Anyway, after church (yes, this is still a narrative about all the amazing things that happened to me last sunday) I went to the senior sunday school class. The class met at Caputo's, a deli across the street. Everybody got their sandwiches— many were already halfway done before we were finally all together and stood up and said the Lord's Prayer together (not facing in any direction, but in a circle) as grace 'before' our meal.

Well it seems completely irrelevant, doesn't it, that i even noticed the direction we were facing. After all, facing east when we pray— which St Basil reports as one of the most ancient and firm traditions of the Christian religion— has been in our time pretty much forgotten. Culturally, we're all protestants now, so why shouldn't we pray our individualistic prayers, together, facing each other, affirming our 'community'? In our disoriented state, i'm probably lucky we didn't hold hands! (which, by the way, came via neo-pentecostalism in the 70's from the occult séance origins of the Azusa Street Revival.)

But anyway— so much for the oriented community of the Church. What kind of sunday school shall we have?

● **Records of where elements appear**
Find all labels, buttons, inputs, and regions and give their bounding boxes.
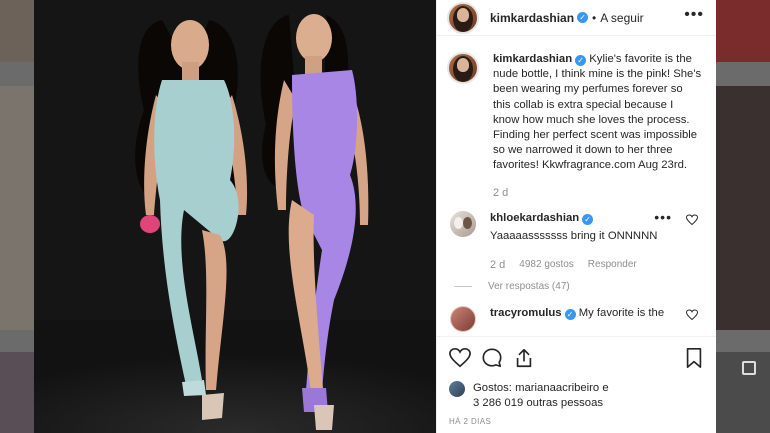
verified-badge-icon: ✓ bbox=[582, 213, 594, 225]
post-sidebar: kimkardashian ✓ • A seguir ••• kimkardas… bbox=[436, 0, 716, 433]
following-button[interactable]: A seguir bbox=[600, 11, 643, 25]
comments-section[interactable]: kimkardashian ✓ Kylie's favorite is the n… bbox=[437, 36, 716, 336]
post-photo[interactable] bbox=[34, 0, 436, 433]
comment-age: 2 d bbox=[490, 258, 506, 271]
bookmark-icon[interactable] bbox=[684, 347, 704, 369]
background-post-thumbnail[interactable] bbox=[0, 86, 34, 330]
comment-text: khloekardashian ✓ bbox=[490, 211, 665, 226]
post-modal: kimkardashian ✓ • A seguir ••• kimkardas… bbox=[34, 0, 716, 433]
caption-age: 2 d bbox=[493, 186, 509, 199]
view-replies-link[interactable]: Ver respostas (47) bbox=[488, 281, 665, 292]
share-icon[interactable] bbox=[513, 347, 535, 369]
liker-avatar[interactable] bbox=[449, 381, 465, 397]
comment-body-text: Yaaaaasssssss bring it ONNNNN bbox=[490, 229, 658, 242]
caption-text: kimkardashian ✓ Kylie's favorite is the n… bbox=[493, 52, 702, 174]
comment-item: khloekardashian ✓ Yaaaaasssssss bring it … bbox=[447, 209, 702, 292]
caption: kimkardashian ✓ Kylie's favorite is the n… bbox=[447, 52, 702, 199]
more-options-icon[interactable]: ••• bbox=[684, 6, 704, 26]
verified-badge-icon: ✓ bbox=[564, 308, 576, 320]
caption-body-text: Kylie's favorite is the nude bottle, I t… bbox=[493, 53, 702, 172]
comment-item: tracyromulus ✓ My favorite is the bbox=[447, 305, 702, 332]
comment-meta: 2 d 4982 gostos Responder bbox=[490, 259, 665, 271]
reply-button[interactable]: Responder bbox=[588, 259, 637, 271]
background-post-thumbnail[interactable] bbox=[0, 352, 34, 433]
likes-suffix: e bbox=[599, 382, 609, 394]
liker-username[interactable]: marianaacribeiro bbox=[515, 382, 599, 394]
post-header: kimkardashian ✓ • A seguir ••• bbox=[437, 0, 716, 36]
likes-text: Gostos: marianaacribeiro e 3 286 019 out… bbox=[473, 381, 609, 411]
comment-icon[interactable] bbox=[481, 347, 503, 369]
comment-like-heart-icon[interactable] bbox=[685, 213, 699, 231]
background-post-thumbnail[interactable] bbox=[716, 0, 770, 62]
comment-text: tracyromulus ✓ My favorite is the bbox=[490, 306, 665, 321]
likes-others-link[interactable]: 3 286 019 outras pessoas bbox=[473, 397, 603, 409]
comment-like-heart-icon[interactable] bbox=[685, 308, 699, 326]
caption-username[interactable]: kimkardashian bbox=[493, 53, 572, 65]
caption-avatar[interactable] bbox=[447, 52, 479, 84]
comment-more-icon[interactable]: ••• bbox=[654, 209, 672, 225]
comment-likes-count[interactable]: 4982 gostos bbox=[519, 259, 574, 271]
comment-username[interactable]: khloekardashian bbox=[490, 212, 579, 224]
verified-badge-icon: ✓ bbox=[575, 55, 587, 66]
background-post-thumbnail[interactable] bbox=[0, 0, 34, 62]
comment-body-text: My favorite is the bbox=[578, 306, 665, 319]
likes-summary: Gostos: marianaacribeiro e 3 286 019 out… bbox=[449, 381, 704, 411]
author-avatar[interactable] bbox=[447, 1, 479, 34]
comment-avatar[interactable] bbox=[450, 210, 476, 237]
post-footer: Gostos: marianaacribeiro e 3 286 019 out… bbox=[437, 336, 716, 433]
multiple-photos-icon bbox=[742, 361, 756, 375]
likes-prefix: Gostos: bbox=[473, 382, 516, 394]
author-username[interactable]: kimkardashian bbox=[490, 11, 574, 25]
heart-icon[interactable] bbox=[449, 347, 471, 369]
post-photo-illustration bbox=[34, 0, 436, 433]
comment-avatar[interactable] bbox=[450, 305, 476, 332]
verified-badge-icon: ✓ bbox=[577, 12, 589, 23]
separator-dot: • bbox=[592, 10, 597, 25]
post-timestamp[interactable]: HÁ 2 DIAS bbox=[449, 417, 704, 426]
action-bar bbox=[449, 345, 704, 371]
comment-username[interactable]: tracyromulus bbox=[490, 307, 562, 319]
background-post-thumbnail[interactable] bbox=[716, 86, 770, 330]
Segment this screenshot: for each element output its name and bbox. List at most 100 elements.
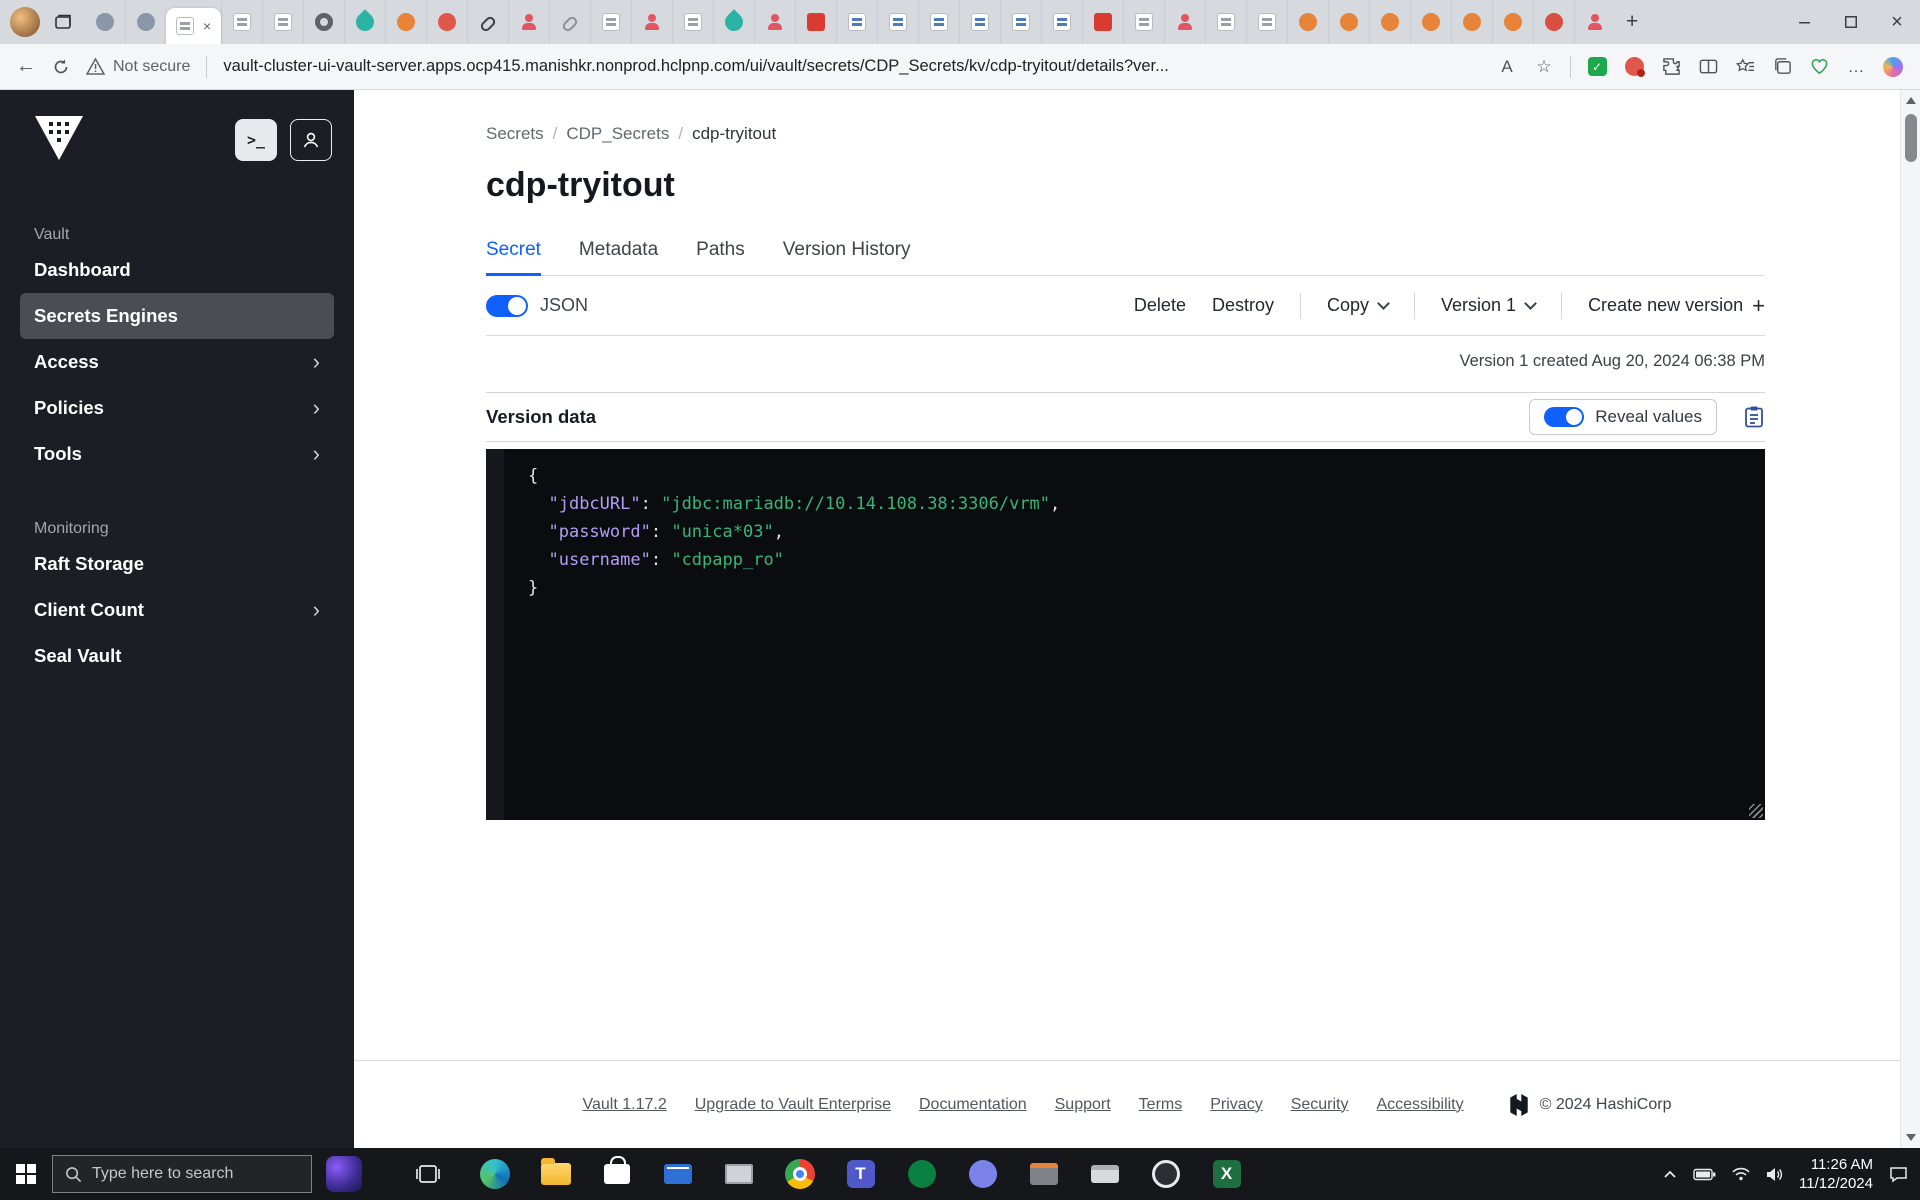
web-cli-button[interactable]: >_ bbox=[235, 119, 277, 161]
json-toggle[interactable] bbox=[486, 295, 528, 317]
tab-paths[interactable]: Paths bbox=[696, 238, 745, 275]
browser-tab[interactable] bbox=[631, 0, 672, 44]
browser-tab[interactable] bbox=[84, 0, 125, 44]
footer-link-terms[interactable]: Terms bbox=[1139, 1096, 1183, 1114]
browser-tab[interactable] bbox=[1328, 0, 1369, 44]
action-center-icon[interactable] bbox=[1889, 1166, 1908, 1183]
resize-grip-icon[interactable] bbox=[1749, 804, 1763, 818]
sidebar-item-seal-vault[interactable]: Seal Vault bbox=[20, 633, 334, 679]
taskbar-app-screen-clip-icon[interactable] bbox=[708, 1148, 769, 1200]
taskbar-app-teams-icon[interactable]: T bbox=[830, 1148, 891, 1200]
vault-logo[interactable] bbox=[34, 116, 84, 165]
tab-secret[interactable]: Secret bbox=[486, 238, 541, 276]
extension-shield-icon[interactable]: ✓ bbox=[1586, 56, 1608, 78]
footer-link-support[interactable]: Support bbox=[1055, 1096, 1111, 1114]
minimize-button[interactable] bbox=[1782, 0, 1828, 44]
browser-tab[interactable] bbox=[1000, 0, 1041, 44]
tab-metadata[interactable]: Metadata bbox=[579, 238, 658, 275]
refresh-icon[interactable] bbox=[52, 58, 70, 76]
browser-tab[interactable] bbox=[1451, 0, 1492, 44]
browser-tab[interactable] bbox=[1533, 0, 1574, 44]
browser-tab[interactable] bbox=[1410, 0, 1451, 44]
copilot-icon[interactable] bbox=[1882, 56, 1904, 78]
footer-link-accessibility[interactable]: Accessibility bbox=[1376, 1096, 1463, 1114]
browser-tab[interactable] bbox=[959, 0, 1000, 44]
taskbar-app-excel-icon[interactable]: X bbox=[1196, 1148, 1257, 1200]
sidebar-item-raft-storage[interactable]: Raft Storage bbox=[20, 541, 334, 587]
favorites-bar-icon[interactable] bbox=[1734, 56, 1756, 78]
read-aloud-icon[interactable]: A bbox=[1496, 56, 1518, 78]
browser-tab[interactable] bbox=[549, 0, 590, 44]
breadcrumb-link[interactable]: CDP_Secrets bbox=[566, 124, 669, 144]
sidebar-item-tools[interactable]: Tools› bbox=[20, 431, 334, 477]
browser-tab[interactable] bbox=[303, 0, 344, 44]
create-new-version-button[interactable]: Create new version+ bbox=[1588, 295, 1765, 317]
task-view-button[interactable] bbox=[404, 1148, 452, 1200]
browser-tab[interactable] bbox=[1164, 0, 1205, 44]
tab-close-icon[interactable]: × bbox=[203, 18, 211, 34]
sidebar-item-access[interactable]: Access› bbox=[20, 339, 334, 385]
extensions-puzzle-icon[interactable] bbox=[1660, 56, 1682, 78]
footer-link-documentation[interactable]: Documentation bbox=[919, 1096, 1027, 1114]
settings-more-icon[interactable]: … bbox=[1845, 56, 1867, 78]
split-screen-icon[interactable] bbox=[1697, 56, 1719, 78]
footer-link-upgrade-to-vault-enterprise[interactable]: Upgrade to Vault Enterprise bbox=[695, 1096, 891, 1114]
browser-tab[interactable] bbox=[1041, 0, 1082, 44]
delete-button[interactable]: Delete bbox=[1134, 295, 1186, 316]
favorite-star-icon[interactable]: ☆ bbox=[1533, 56, 1555, 78]
sidebar-item-policies[interactable]: Policies› bbox=[20, 385, 334, 431]
browser-tab[interactable] bbox=[125, 0, 166, 44]
user-menu-button[interactable] bbox=[290, 119, 332, 161]
browser-profile-avatar[interactable] bbox=[10, 7, 40, 37]
scrollbar-thumb[interactable] bbox=[1905, 114, 1917, 162]
taskbar-app-webex-icon[interactable] bbox=[891, 1148, 952, 1200]
json-code-editor[interactable]: { "jdbcURL": "jdbc:mariadb://10.14.108.3… bbox=[486, 449, 1765, 820]
browser-tab[interactable] bbox=[262, 0, 303, 44]
copy-secret-icon[interactable] bbox=[1743, 405, 1765, 429]
browser-tab[interactable] bbox=[221, 0, 262, 44]
browser-tab[interactable] bbox=[1492, 0, 1533, 44]
footer-link-privacy[interactable]: Privacy bbox=[1210, 1096, 1262, 1114]
taskbar-app-mail-icon[interactable] bbox=[647, 1148, 708, 1200]
browser-tab[interactable] bbox=[1287, 0, 1328, 44]
sidebar-item-client-count[interactable]: Client Count› bbox=[20, 587, 334, 633]
browser-tab[interactable] bbox=[467, 0, 508, 44]
breadcrumb-link[interactable]: Secrets bbox=[486, 124, 544, 144]
browser-tab[interactable] bbox=[795, 0, 836, 44]
taskbar-app-file-explorer-icon[interactable] bbox=[525, 1148, 586, 1200]
browser-tab-active[interactable]: × bbox=[166, 8, 221, 44]
version-dropdown[interactable]: Version 1 bbox=[1441, 295, 1535, 316]
browser-tab[interactable] bbox=[1082, 0, 1123, 44]
reveal-values-toggle[interactable]: Reveal values bbox=[1529, 399, 1717, 435]
security-chip[interactable]: Not secure bbox=[86, 58, 190, 76]
battery-icon[interactable] bbox=[1693, 1168, 1716, 1181]
browser-tab[interactable] bbox=[426, 0, 467, 44]
taskbar-app-store-icon[interactable] bbox=[586, 1148, 647, 1200]
scroll-up-icon[interactable] bbox=[1906, 97, 1916, 104]
destroy-button[interactable]: Destroy bbox=[1212, 295, 1274, 316]
footer-link-vault-1-17-2[interactable]: Vault 1.17.2 bbox=[583, 1096, 667, 1114]
taskbar-clock[interactable]: 11:26 AM 11/12/2024 bbox=[1799, 1155, 1873, 1193]
browser-tab[interactable] bbox=[877, 0, 918, 44]
browser-tab[interactable] bbox=[1574, 0, 1615, 44]
hidden-icons-chevron[interactable] bbox=[1663, 1169, 1677, 1179]
browser-tab[interactable] bbox=[1123, 0, 1164, 44]
browser-tab[interactable] bbox=[918, 0, 959, 44]
volume-icon[interactable] bbox=[1766, 1167, 1783, 1182]
extension-blocker-icon[interactable] bbox=[1623, 56, 1645, 78]
browser-tab[interactable] bbox=[508, 0, 549, 44]
back-icon[interactable]: ← bbox=[16, 55, 36, 78]
browser-tab[interactable] bbox=[1369, 0, 1410, 44]
page-scrollbar[interactable] bbox=[1900, 90, 1920, 1148]
taskbar-app-obs-icon[interactable] bbox=[1135, 1148, 1196, 1200]
footer-link-security[interactable]: Security bbox=[1291, 1096, 1349, 1114]
sidebar-item-dashboard[interactable]: Dashboard bbox=[20, 247, 334, 293]
collections-icon[interactable] bbox=[1771, 56, 1793, 78]
close-button[interactable]: × bbox=[1874, 0, 1920, 44]
copy-dropdown[interactable]: Copy bbox=[1327, 295, 1388, 316]
browser-tab[interactable] bbox=[713, 0, 754, 44]
taskbar-app-edge-icon[interactable] bbox=[464, 1148, 525, 1200]
browser-tab[interactable] bbox=[385, 0, 426, 44]
browser-tab[interactable] bbox=[754, 0, 795, 44]
maximize-button[interactable] bbox=[1828, 0, 1874, 44]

● **Short exercise**
Change "St Basil" to "Saint Basil" in the church narrative, then write out its passage starting at "Well it seems" and ending at "Azusa Street Revival.)".

● **Response to this exercise**
Well it seems completely irrelevant, doesn't it, that i even noticed the direction we were facing. After all, facing east when we pray— which Saint Basil reports as one of the most ancient and firm traditions of the Christian religion— has been in our time pretty much forgotten. Culturally, we're all protestants now, so why shouldn't we pray our individualistic prayers, together, facing each other, affirming our 'community'? In our disoriented state, i'm probably lucky we didn't hold hands! (which, by the way, came via neo-pentecostalism in the 70's from the occult séance origins of the Azusa Street Revival.)